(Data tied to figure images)
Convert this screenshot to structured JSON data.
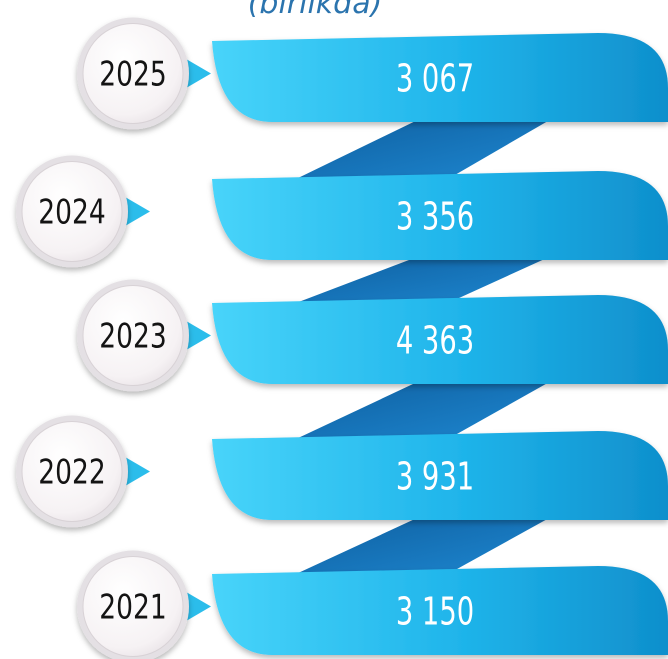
{
  "subtitle": "(birlikda)",
  "colors": {
    "banner_light": "#48D4FA",
    "banner_dark": "#0F8FCC",
    "connector": "#1577C0",
    "pointer": "#2BBDEB",
    "badge_ring": "#E4E0E4",
    "text_dark": "#141414",
    "text_light": "#ffffff"
  },
  "chart_data": {
    "type": "bar",
    "title": "",
    "subtitle": "(birlikda)",
    "categories": [
      "2025",
      "2024",
      "2023",
      "2022",
      "2021"
    ],
    "values": [
      3067,
      3356,
      4363,
      3931,
      3150
    ],
    "value_labels": [
      "3 067",
      "3 356",
      "4 363",
      "3 931",
      "3 150"
    ]
  }
}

* **Set task**: Look for "birlikda" and pull out every line that has it.

* **Written answer**:
  "subtitle": "(birlikda)",
    "subtitle": "(birlikda)",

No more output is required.